## Problem to solve
Copy, in full, each line of the material that holds the word "atoms".

▽

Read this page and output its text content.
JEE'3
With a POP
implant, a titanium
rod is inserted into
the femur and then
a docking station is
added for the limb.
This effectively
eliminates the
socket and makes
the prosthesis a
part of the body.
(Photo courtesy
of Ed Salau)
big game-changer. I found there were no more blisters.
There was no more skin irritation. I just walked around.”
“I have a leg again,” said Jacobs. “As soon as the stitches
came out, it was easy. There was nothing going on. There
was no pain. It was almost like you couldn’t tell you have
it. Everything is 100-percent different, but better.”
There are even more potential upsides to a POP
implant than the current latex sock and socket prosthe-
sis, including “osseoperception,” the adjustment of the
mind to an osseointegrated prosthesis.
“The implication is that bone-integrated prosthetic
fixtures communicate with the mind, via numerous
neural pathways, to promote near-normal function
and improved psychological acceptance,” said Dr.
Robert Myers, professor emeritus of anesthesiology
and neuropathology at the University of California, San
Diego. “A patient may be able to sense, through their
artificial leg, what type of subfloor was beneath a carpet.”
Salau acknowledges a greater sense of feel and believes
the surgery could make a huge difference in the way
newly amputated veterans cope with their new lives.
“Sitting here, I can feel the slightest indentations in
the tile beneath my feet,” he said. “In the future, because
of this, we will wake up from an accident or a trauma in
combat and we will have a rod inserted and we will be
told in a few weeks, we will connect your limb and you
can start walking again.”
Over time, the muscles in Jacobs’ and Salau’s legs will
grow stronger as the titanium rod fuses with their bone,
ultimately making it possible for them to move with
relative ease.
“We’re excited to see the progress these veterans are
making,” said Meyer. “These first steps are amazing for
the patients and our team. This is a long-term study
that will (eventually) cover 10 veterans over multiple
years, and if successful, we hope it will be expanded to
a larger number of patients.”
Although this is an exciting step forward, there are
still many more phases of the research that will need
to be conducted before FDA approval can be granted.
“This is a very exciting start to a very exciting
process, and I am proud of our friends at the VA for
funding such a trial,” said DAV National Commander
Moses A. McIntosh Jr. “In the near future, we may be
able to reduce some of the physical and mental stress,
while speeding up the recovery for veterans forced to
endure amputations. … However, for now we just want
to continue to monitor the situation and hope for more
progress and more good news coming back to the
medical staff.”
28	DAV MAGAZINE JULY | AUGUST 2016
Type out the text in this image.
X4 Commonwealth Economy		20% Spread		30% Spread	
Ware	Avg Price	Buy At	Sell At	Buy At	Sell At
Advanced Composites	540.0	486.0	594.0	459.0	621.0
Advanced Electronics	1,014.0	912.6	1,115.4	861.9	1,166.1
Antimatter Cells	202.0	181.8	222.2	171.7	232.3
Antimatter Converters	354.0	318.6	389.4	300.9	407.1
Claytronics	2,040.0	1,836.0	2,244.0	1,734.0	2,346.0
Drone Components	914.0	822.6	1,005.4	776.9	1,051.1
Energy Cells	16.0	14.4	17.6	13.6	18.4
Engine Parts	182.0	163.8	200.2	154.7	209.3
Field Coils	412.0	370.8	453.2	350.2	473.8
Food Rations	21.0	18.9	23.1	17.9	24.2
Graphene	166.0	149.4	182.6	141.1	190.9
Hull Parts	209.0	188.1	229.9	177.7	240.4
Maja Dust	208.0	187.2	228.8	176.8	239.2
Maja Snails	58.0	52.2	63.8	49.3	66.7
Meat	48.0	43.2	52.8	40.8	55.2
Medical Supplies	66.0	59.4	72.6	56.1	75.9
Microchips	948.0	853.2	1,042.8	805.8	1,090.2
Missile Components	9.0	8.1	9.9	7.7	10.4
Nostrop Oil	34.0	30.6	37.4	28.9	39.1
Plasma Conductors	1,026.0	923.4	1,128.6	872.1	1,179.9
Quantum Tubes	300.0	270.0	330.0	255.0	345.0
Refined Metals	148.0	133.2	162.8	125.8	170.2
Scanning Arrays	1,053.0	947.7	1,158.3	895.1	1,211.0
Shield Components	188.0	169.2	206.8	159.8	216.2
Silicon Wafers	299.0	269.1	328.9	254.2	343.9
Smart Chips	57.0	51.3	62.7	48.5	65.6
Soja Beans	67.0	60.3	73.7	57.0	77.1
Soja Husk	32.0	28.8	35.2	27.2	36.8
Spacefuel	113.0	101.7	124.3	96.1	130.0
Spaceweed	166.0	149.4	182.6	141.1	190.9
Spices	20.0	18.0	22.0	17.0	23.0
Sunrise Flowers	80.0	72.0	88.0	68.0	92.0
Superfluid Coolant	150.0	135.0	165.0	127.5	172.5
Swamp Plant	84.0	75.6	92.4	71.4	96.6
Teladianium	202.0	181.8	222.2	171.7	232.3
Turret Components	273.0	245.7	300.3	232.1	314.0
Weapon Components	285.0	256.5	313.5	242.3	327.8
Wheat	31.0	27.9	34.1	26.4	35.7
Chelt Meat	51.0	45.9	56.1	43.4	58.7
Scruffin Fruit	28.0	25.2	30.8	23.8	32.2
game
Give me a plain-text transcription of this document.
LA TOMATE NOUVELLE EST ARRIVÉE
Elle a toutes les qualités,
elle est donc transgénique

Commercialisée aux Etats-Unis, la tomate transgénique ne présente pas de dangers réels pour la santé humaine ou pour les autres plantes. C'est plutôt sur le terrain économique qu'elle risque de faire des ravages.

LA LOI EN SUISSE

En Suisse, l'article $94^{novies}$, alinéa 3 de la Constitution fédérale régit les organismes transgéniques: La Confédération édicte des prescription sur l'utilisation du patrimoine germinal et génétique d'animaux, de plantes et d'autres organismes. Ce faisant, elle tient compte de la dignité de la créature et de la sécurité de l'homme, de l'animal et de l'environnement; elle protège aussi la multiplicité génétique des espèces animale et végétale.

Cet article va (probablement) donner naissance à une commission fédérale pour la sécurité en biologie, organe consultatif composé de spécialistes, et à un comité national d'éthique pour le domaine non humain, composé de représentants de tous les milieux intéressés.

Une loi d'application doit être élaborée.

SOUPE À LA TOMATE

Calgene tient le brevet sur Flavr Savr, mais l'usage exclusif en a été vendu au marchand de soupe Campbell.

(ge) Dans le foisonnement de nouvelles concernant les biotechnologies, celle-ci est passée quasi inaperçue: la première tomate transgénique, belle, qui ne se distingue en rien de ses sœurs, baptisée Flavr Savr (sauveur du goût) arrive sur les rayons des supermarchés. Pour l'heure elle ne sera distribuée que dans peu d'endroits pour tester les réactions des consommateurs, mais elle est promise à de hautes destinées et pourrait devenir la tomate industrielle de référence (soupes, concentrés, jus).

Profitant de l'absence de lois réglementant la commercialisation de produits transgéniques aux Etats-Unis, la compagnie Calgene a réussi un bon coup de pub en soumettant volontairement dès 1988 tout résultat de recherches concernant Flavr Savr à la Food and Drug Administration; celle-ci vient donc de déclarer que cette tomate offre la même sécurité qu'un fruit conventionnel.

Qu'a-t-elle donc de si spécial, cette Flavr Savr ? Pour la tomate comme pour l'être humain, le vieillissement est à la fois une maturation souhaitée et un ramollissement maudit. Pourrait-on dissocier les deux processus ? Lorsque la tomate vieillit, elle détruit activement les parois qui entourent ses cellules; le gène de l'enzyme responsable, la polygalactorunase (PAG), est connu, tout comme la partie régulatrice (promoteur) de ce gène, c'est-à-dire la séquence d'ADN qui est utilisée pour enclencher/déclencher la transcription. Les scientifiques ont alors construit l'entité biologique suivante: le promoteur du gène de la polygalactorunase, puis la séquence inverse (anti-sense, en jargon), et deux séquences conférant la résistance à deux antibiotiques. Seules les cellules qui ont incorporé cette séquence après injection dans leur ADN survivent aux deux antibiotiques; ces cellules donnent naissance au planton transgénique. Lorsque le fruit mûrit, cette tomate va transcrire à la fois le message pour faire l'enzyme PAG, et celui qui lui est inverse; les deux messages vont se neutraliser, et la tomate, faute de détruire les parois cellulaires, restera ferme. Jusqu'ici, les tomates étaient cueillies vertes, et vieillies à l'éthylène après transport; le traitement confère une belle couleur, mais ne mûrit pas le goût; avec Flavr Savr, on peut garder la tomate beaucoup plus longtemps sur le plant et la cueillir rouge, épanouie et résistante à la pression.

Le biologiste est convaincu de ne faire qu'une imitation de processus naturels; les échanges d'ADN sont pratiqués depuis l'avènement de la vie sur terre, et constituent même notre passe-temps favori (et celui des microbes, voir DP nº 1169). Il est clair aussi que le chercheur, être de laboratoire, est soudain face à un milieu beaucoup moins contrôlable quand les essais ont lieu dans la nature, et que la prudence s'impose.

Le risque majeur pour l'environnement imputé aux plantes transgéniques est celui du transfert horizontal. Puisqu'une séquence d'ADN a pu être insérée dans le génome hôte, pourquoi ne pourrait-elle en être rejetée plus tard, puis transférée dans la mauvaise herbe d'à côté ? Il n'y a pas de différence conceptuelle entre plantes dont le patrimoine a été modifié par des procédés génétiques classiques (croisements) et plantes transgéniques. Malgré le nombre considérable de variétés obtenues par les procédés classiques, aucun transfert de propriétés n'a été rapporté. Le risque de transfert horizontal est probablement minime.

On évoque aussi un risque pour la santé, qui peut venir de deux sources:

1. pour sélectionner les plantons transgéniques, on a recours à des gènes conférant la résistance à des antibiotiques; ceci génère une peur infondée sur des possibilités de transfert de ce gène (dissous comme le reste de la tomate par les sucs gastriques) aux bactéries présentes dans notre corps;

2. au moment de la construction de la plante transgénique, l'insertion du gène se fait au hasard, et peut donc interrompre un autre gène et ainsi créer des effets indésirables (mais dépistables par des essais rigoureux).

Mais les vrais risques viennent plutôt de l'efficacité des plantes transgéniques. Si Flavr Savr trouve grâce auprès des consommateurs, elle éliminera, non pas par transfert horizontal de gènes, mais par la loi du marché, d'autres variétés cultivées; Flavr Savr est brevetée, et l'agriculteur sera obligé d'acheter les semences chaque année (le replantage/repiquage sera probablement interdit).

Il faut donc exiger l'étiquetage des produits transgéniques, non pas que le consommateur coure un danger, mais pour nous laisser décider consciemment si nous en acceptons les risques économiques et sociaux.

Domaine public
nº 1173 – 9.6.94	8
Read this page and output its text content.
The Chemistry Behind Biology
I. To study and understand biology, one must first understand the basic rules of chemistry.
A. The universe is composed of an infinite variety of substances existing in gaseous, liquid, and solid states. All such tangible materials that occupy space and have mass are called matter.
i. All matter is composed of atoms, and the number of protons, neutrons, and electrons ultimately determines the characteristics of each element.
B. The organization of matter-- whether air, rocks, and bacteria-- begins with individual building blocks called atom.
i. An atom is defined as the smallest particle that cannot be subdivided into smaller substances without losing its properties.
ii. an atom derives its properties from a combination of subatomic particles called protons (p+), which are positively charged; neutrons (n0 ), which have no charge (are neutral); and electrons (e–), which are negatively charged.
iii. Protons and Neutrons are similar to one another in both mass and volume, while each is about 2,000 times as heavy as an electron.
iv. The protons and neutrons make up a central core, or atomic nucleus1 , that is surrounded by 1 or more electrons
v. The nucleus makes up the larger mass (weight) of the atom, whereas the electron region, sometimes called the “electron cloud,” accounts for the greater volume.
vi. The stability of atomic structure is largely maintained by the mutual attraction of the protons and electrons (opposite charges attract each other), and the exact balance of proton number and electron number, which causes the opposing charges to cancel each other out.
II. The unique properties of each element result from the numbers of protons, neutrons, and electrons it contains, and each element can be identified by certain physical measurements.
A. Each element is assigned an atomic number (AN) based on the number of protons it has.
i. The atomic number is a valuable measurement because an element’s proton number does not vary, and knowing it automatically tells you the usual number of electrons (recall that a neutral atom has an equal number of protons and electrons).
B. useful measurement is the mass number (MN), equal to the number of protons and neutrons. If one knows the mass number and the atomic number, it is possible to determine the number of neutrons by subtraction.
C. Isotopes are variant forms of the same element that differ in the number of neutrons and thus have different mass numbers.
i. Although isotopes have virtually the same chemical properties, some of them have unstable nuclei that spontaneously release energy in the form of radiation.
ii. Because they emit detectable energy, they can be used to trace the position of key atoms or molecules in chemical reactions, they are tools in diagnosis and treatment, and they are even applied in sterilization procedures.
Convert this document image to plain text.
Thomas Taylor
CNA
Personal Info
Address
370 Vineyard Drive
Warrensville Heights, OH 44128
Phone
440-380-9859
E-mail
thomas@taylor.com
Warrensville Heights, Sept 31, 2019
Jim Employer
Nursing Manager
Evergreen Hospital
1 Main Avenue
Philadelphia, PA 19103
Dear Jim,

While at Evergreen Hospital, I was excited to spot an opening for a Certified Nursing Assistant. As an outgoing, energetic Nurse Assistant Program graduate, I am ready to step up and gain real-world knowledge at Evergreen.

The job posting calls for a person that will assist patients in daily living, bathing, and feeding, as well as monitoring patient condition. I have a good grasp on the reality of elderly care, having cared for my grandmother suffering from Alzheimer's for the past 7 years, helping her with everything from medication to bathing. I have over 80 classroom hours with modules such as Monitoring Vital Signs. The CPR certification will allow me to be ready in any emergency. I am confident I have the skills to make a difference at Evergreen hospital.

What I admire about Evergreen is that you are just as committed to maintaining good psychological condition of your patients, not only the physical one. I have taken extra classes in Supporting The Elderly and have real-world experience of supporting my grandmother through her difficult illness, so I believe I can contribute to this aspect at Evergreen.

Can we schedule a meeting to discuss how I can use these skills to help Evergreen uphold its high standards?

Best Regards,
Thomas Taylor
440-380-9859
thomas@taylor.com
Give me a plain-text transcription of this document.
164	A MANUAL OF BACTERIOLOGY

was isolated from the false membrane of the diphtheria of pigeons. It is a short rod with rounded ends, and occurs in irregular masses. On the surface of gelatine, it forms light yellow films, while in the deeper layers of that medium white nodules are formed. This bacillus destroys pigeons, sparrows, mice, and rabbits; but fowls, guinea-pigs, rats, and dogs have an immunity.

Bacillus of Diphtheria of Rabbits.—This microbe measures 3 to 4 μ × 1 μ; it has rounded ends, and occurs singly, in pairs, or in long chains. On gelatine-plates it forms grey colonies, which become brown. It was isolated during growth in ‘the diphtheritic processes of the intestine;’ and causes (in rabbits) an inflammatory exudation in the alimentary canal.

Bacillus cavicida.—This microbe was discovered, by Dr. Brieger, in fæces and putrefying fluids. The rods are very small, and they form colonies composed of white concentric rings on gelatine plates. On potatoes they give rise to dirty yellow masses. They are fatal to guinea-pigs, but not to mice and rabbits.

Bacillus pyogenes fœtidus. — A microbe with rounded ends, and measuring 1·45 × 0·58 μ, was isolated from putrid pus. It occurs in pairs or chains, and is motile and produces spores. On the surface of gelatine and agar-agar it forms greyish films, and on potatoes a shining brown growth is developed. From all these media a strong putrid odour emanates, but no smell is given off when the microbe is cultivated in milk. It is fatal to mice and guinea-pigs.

△

## Reply
i. All matter is composed of atoms, and the number of protons, neutrons, and electrons ultimately determines the characteristics of each element.
ii. Because they emit detectable energy, they can be used to trace the position of key atoms or molecules in chemical reactions, they are tools in diagnosis and treatment, and they are even applied in sterilization procedures.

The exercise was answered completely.